> **TASK TO CARRY OUT**
Copy all the entries word for word, but omit the pictures.
* Begin DATA TO USE *
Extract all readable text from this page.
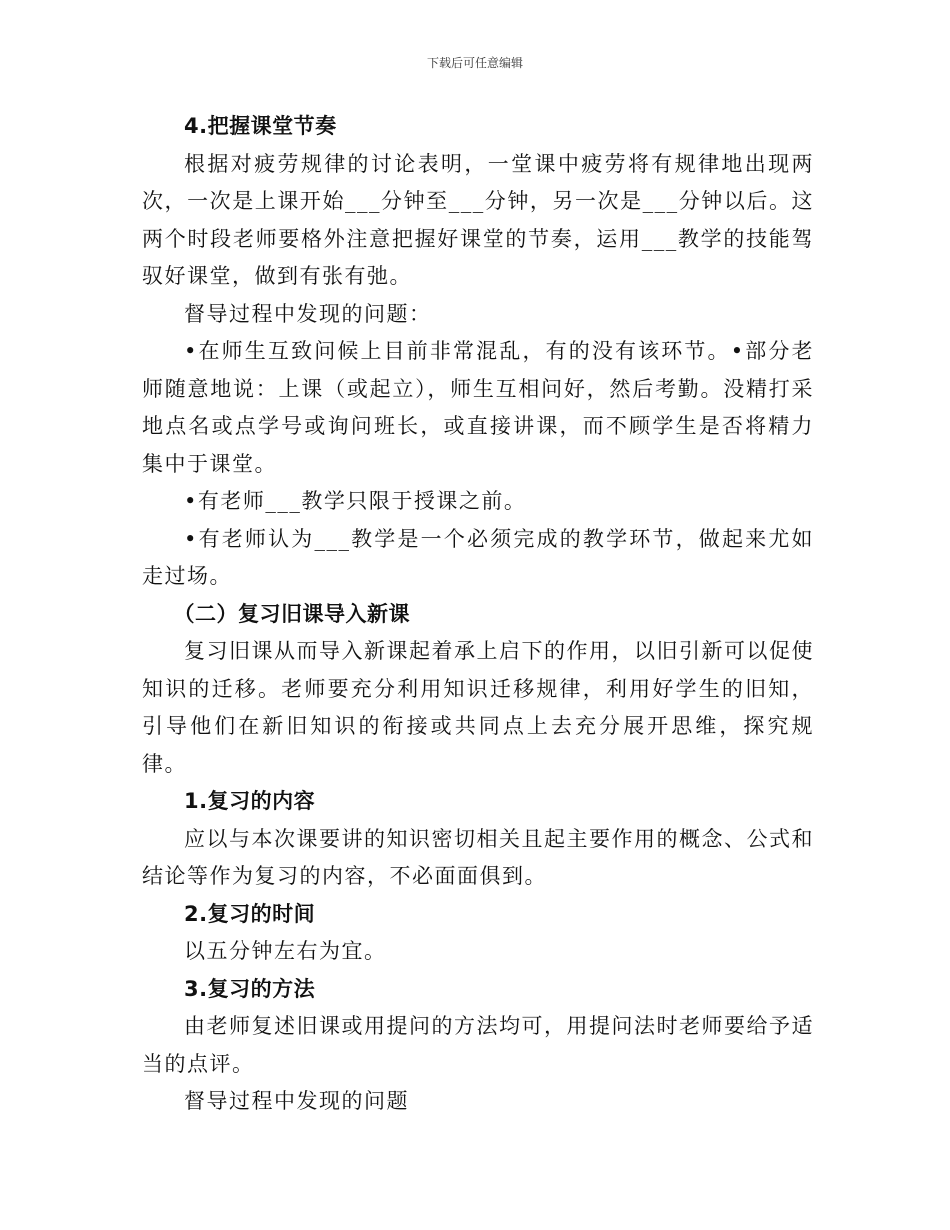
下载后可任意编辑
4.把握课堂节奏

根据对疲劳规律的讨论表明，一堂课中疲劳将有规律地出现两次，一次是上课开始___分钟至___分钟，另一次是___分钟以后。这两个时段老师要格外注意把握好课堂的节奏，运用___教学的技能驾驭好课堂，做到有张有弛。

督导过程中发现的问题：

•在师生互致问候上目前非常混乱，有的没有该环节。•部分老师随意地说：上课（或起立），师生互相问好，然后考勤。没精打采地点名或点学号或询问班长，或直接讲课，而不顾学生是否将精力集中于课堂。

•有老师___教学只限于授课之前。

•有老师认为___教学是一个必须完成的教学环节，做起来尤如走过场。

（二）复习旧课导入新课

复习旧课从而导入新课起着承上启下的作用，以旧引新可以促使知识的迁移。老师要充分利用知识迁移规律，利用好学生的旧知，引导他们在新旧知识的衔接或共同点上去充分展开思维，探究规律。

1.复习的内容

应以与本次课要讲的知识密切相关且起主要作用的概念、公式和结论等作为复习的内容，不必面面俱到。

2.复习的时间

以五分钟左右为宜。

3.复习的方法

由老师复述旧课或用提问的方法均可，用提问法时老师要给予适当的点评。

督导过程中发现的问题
* End DATA TO USE *
> **PROBLEM SOLUTION**
Extract all readable text from this page.
下载后可任意编辑
4.把握课堂节奏

根据对疲劳规律的讨论表明，一堂课中疲劳将有规律地出现两次，一次是上课开始___分钟至___分钟，另一次是___分钟以后。这两个时段老师要格外注意把握好课堂的节奏，运用___教学的技能驾驭好课堂，做到有张有弛。

督导过程中发现的问题：

•在师生互致问候上目前非常混乱，有的没有该环节。•部分老师随意地说：上课（或起立），师生互相问好，然后考勤。没精打采地点名或点学号或询问班长，或直接讲课，而不顾学生是否将精力集中于课堂。

•有老师___教学只限于授课之前。

•有老师认为___教学是一个必须完成的教学环节，做起来尤如走过场。

（二）复习旧课导入新课

复习旧课从而导入新课起着承上启下的作用，以旧引新可以促使知识的迁移。老师要充分利用知识迁移规律，利用好学生的旧知，引导他们在新旧知识的衔接或共同点上去充分展开思维，探究规律。

1.复习的内容

应以与本次课要讲的知识密切相关且起主要作用的概念、公式和结论等作为复习的内容，不必面面俱到。

2.复习的时间

以五分钟左右为宜。

3.复习的方法

由老师复述旧课或用提问的方法均可，用提问法时老师要给予适当的点评。

督导过程中发现的问题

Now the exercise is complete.